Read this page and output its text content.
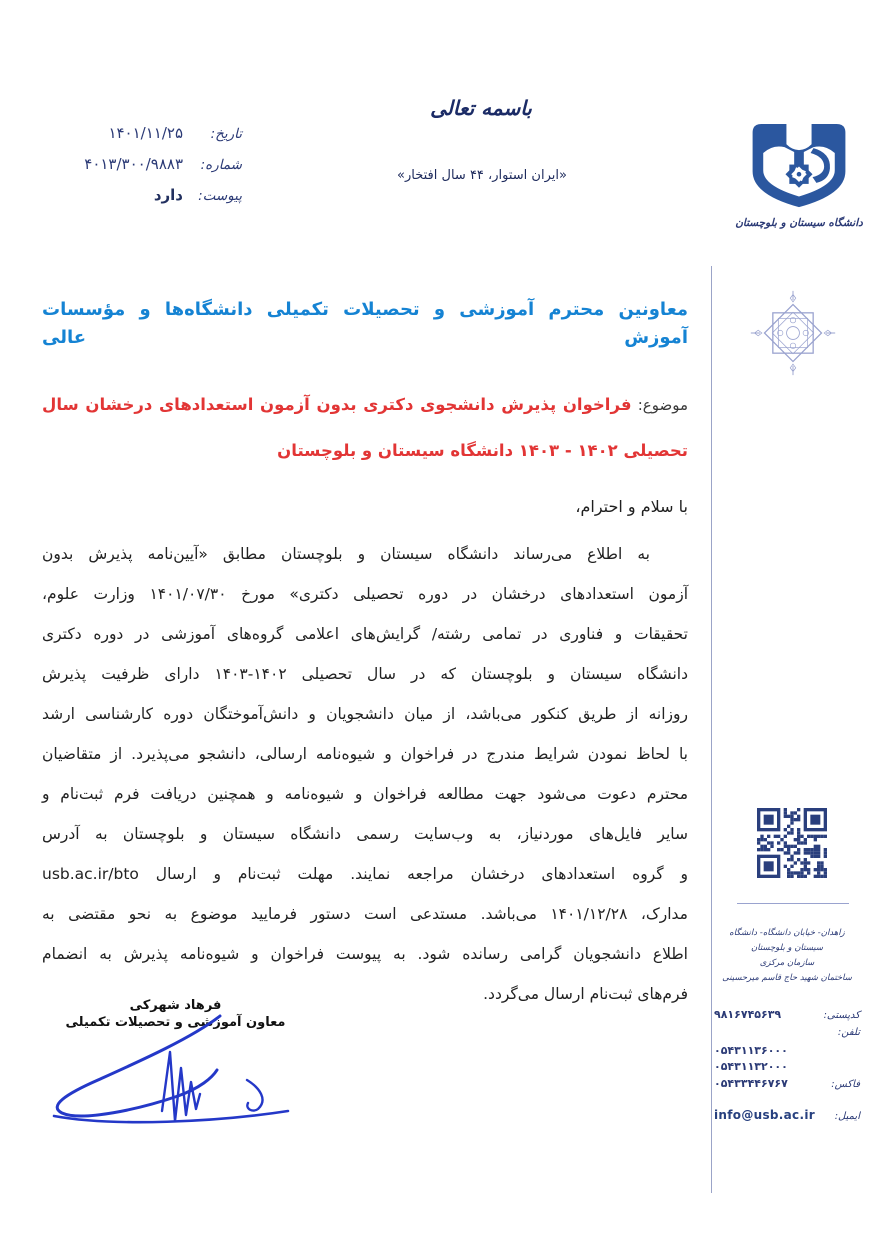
تاریخ:
۱۴۰۱/۱۱/۲۵
شماره:
۴۰۱۳/۳۰۰/۹۸۸۳
پیوست:
دارد
باسمه تعالی
«ایران استوار، ۴۴ سال افتخار»
دانشگاه سیستان و بلوچستان
زاهدان- خیابان دانشگاه- دانشگاه سیستان و بلوچستان
سازمان مرکزی
ساختمان شهید حاج قاسم میرحسینی
کدپستی:
۹۸۱۶۷۴۵۶۳۹
تلفن:
۰۵۴۳۱۱۳۶۰۰۰
۰۵۴۳۱۱۳۲۰۰۰
فاکس:
۰۵۴۳۳۴۴۶۷۶۷
ایمیل:
info@usb.ac.ir
معاونین محترم آموزشی و تحصیلات تکمیلی دانشگاه‌ها و مؤسسات آموزش عالی
موضوع: فراخوان پذیرش دانشجوی دکتری بدون آزمون استعدادهای درخشان سال تحصیلی ۱۴۰۲ - ۱۴۰۳ دانشگاه سیستان و بلوچستان
با سلام و احترام،
به اطلاع می‌رساند دانشگاه سیستان و بلوچستان مطابق «آیین‌نامه پذیرش بدون
آزمون استعدادهای درخشان در دوره تحصیلی دکتری» مورخ ۱۴۰۱/۰۷/۳۰ وزارت علوم،
تحقیقات و فناوری در تمامی رشته/ گرایش‌های اعلامی گروه‌های آموزشی در دوره دکتری
دانشگاه سیستان و بلوچستان که در سال تحصیلی ۱۴۰۲-۱۴۰۳ دارای ظرفیت پذیرش
روزانه از طریق کنکور می‌باشد، از میان دانشجویان و دانش‌آموختگان دوره کارشناسی ارشد
با لحاظ نمودن شرایط مندرج در فراخوان و شیوه‌نامه ارسالی، دانشجو می‌پذیرد. از متقاضیان
محترم دعوت می‌شود جهت مطالعه فراخوان و شیوه‌نامه و همچنین دریافت فرم ثبت‌نام و
سایر فایل‌های موردنیاز، به وب‌سایت رسمی دانشگاه سیستان و بلوچستان به آدرس
و گروه استعدادهای درخشان مراجعه نمایند. مهلت ثبت‌نام و ارسال usb.ac.ir/bto
مدارک، ۱۴۰۱/۱۲/۲۸ می‌باشد. مستدعی است دستور فرمایید موضوع به نحو مقتضی به
اطلاع دانشجویان گرامی رسانده شود. به پیوست فراخوان و شیوه‌نامه پذیرش به انضمام
فرم‌های ثبت‌نام ارسال می‌گردد.
فرهاد شهرکی
معاون آموزشی و تحصیلات تکمیلی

---

WHAT YOU ARE ASKED TO DO: Repeat each entry exactly. Pictures do not belong in the copy.

WRITTEN SOLUTION:
Read this page and output its text content.
تاریخ:
۱۴۰۱/۱۱/۲۵
شماره:
۴۰۱۳/۳۰۰/۹۸۸۳
پیوست:
دارد
باسمه تعالی
«ایران استوار، ۴۴ سال افتخار»
دانشگاه سیستان و بلوچستان
زاهدان- خیابان دانشگاه- دانشگاه سیستان و بلوچستان
سازمان مرکزی
ساختمان شهید حاج قاسم میرحسینی
کدپستی:
۹۸۱۶۷۴۵۶۳۹
تلفن:
۰۵۴۳۱۱۳۶۰۰۰
۰۵۴۳۱۱۳۲۰۰۰
فاکس:
۰۵۴۳۳۴۴۶۷۶۷
ایمیل:
info@usb.ac.ir
معاونین محترم آموزشی و تحصیلات تکمیلی دانشگاه‌ها و مؤسسات آموزش عالی
موضوع: فراخوان پذیرش دانشجوی دکتری بدون آزمون استعدادهای درخشان سال تحصیلی ۱۴۰۲ - ۱۴۰۳ دانشگاه سیستان و بلوچستان
با سلام و احترام،
به اطلاع می‌رساند دانشگاه سیستان و بلوچستان مطابق «آیین‌نامه پذیرش بدون
آزمون استعدادهای درخشان در دوره تحصیلی دکتری» مورخ ۱۴۰۱/۰۷/۳۰ وزارت علوم،
تحقیقات و فناوری در تمامی رشته/ گرایش‌های اعلامی گروه‌های آموزشی در دوره دکتری
دانشگاه سیستان و بلوچستان که در سال تحصیلی ۱۴۰۲-۱۴۰۳ دارای ظرفیت پذیرش
روزانه از طریق کنکور می‌باشد، از میان دانشجویان و دانش‌آموختگان دوره کارشناسی ارشد
با لحاظ نمودن شرایط مندرج در فراخوان و شیوه‌نامه ارسالی، دانشجو می‌پذیرد. از متقاضیان
محترم دعوت می‌شود جهت مطالعه فراخوان و شیوه‌نامه و همچنین دریافت فرم ثبت‌نام و
سایر فایل‌های موردنیاز، به وب‌سایت رسمی دانشگاه سیستان و بلوچستان به آدرس
و گروه استعدادهای درخشان مراجعه نمایند. مهلت ثبت‌نام و ارسال usb.ac.ir/bto
مدارک، ۱۴۰۱/۱۲/۲۸ می‌باشد. مستدعی است دستور فرمایید موضوع به نحو مقتضی به
اطلاع دانشجویان گرامی رسانده شود. به پیوست فراخوان و شیوه‌نامه پذیرش به انضمام
فرم‌های ثبت‌نام ارسال می‌گردد.
فرهاد شهرکی
معاون آموزشی و تحصیلات تکمیلی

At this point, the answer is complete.